*DATA ENTRIES*.
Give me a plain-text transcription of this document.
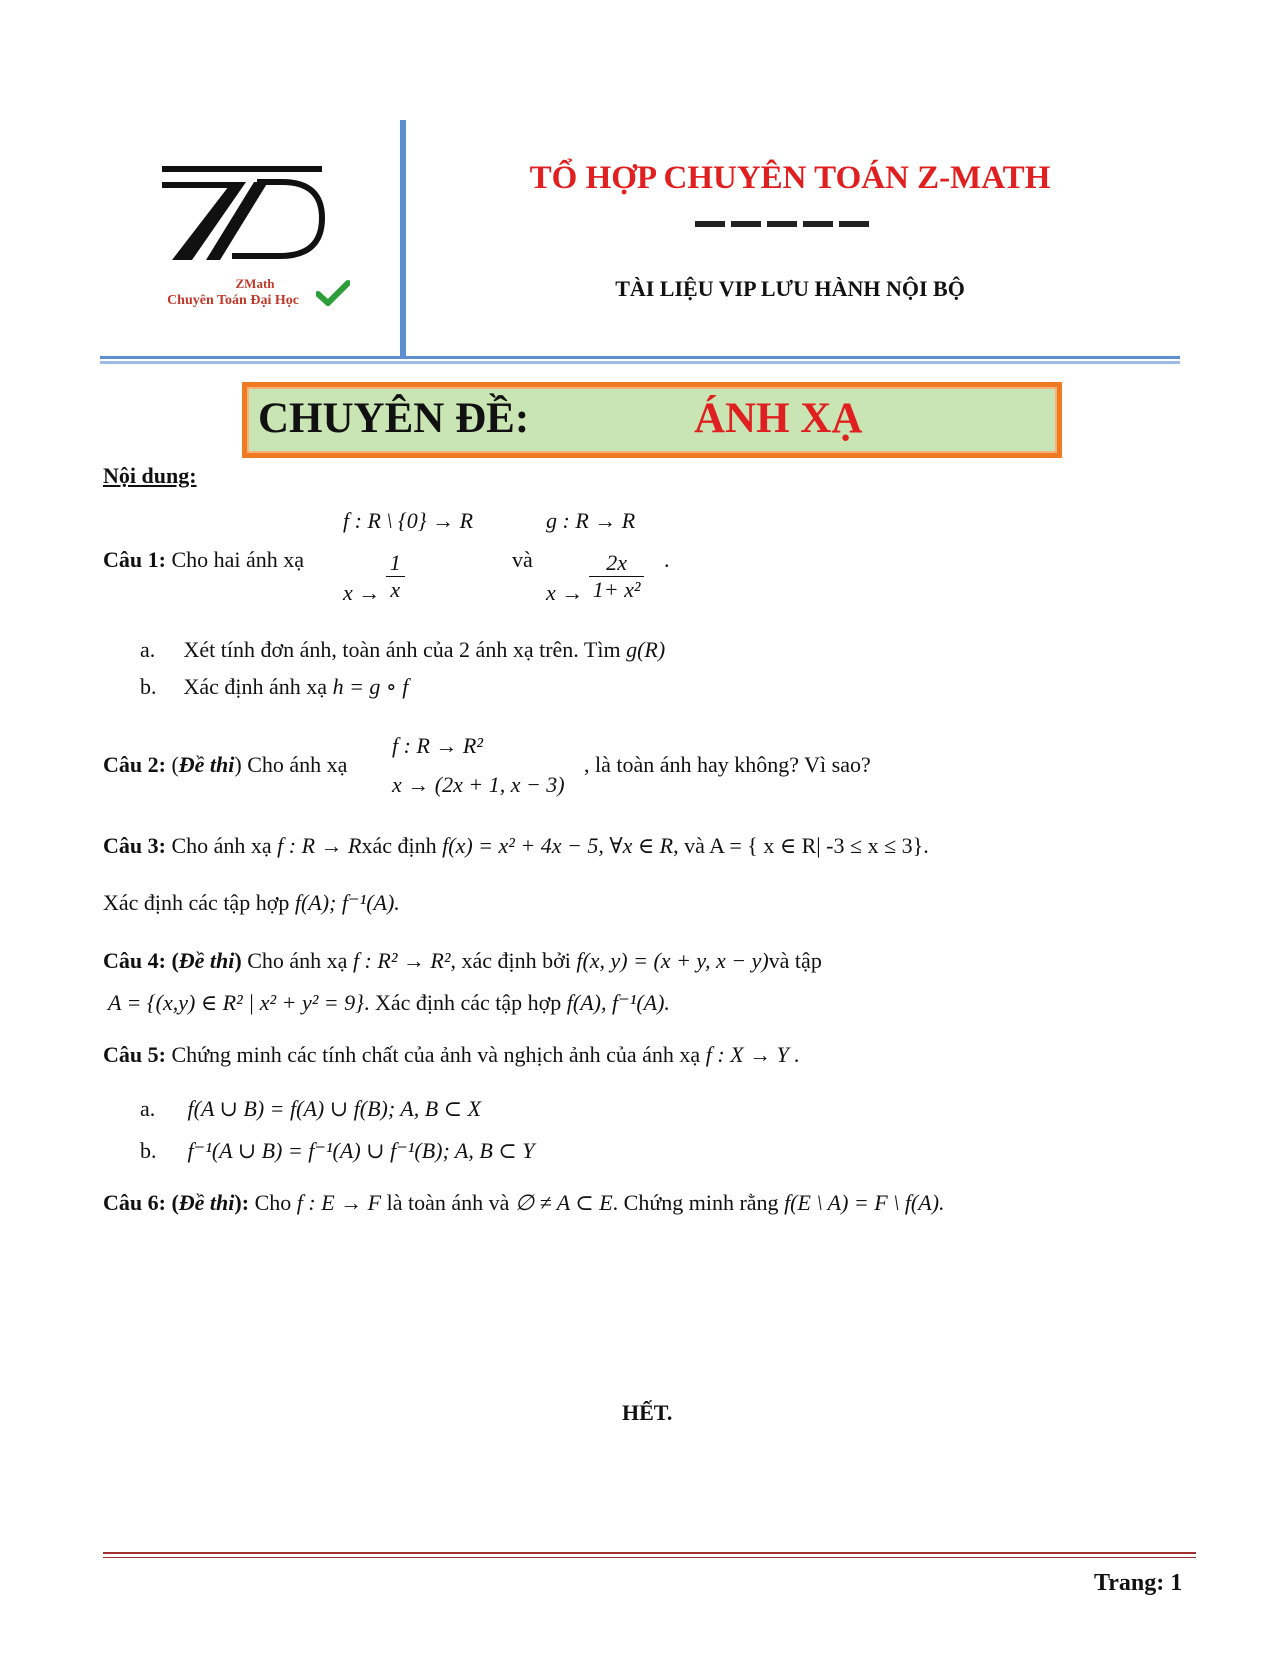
ZMath
Chuyên Toán Đại Học
TỔ HỢP CHUYÊN TOÁN Z-MATH
TÀI LIỆU VIP LƯU HÀNH NỘI BỘ
CHUYÊN ĐỀ:	ÁNH XẠ
Nội dung:
f : R \ {0} → R	g : R → R
Câu 1: Cho hai ánh xạ
$x \to \frac{1}{x}$	và
$x \to \frac{2x}{\text{1+ x²}}$ .
a. Xét tính đơn ánh, toàn ánh của 2 ánh xạ trên. Tìm g(R)
b. Xác định ánh xạ h = g ∘ f
f : R → R²
Câu 2: (Đề thi) Cho ánh xạ
x → (2x + 1, x − 3)
, là toàn ánh hay không? Vì sao?
Câu 3: Cho ánh xạ f : R → Rxác định f(x) = x² + 4x − 5, ∀x ∈ R, và A = { x ∈ R| -3 ≤ x ≤ 3}.
Xác định các tập hợp f(A); f⁻¹(A).
Câu 4: (Đề thi) Cho ánh xạ f : R² → R², xác định bởi f(x, y) = (x + y, x − y)và tập
A = {(x,y) ∈ R² | x² + y² = 9}. Xác định các tập hợp f(A), f⁻¹(A).
Câu 5: Chứng minh các tính chất của ảnh và nghịch ảnh của ánh xạ f : X → Y .
a. f(A ∪ B) = f(A) ∪ f(B); A, B ⊂ X
b. f⁻¹(A ∪ B) = f⁻¹(A) ∪ f⁻¹(B); A, B ⊂ Y
Câu 6: (Đề thi): Cho f : E → F là toàn ánh và ∅ ≠ A ⊂ E. Chứng minh rằng f(E \ A) = F \ f(A).
HẾT.
Trang: 1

*PROBLEM TO WORK ON*.
Every line in the data above that contains "định" needs to be copied.

*RESULT FOR THIS TASK*.
b. Xác định ánh xạ h = g ∘ f
Câu 3: Cho ánh xạ f : R → Rxác định f(x) = x² + 4x − 5, ∀x ∈ R, và A = { x ∈ R| -3 ≤ x ≤ 3}.
Xác định các tập hợp f(A); f⁻¹(A).
Câu 4: (Đề thi) Cho ánh xạ f : R² → R², xác định bởi f(x, y) = (x + y, x − y)và tập
A = {(x,y) ∈ R² | x² + y² = 9}. Xác định các tập hợp f(A), f⁻¹(A).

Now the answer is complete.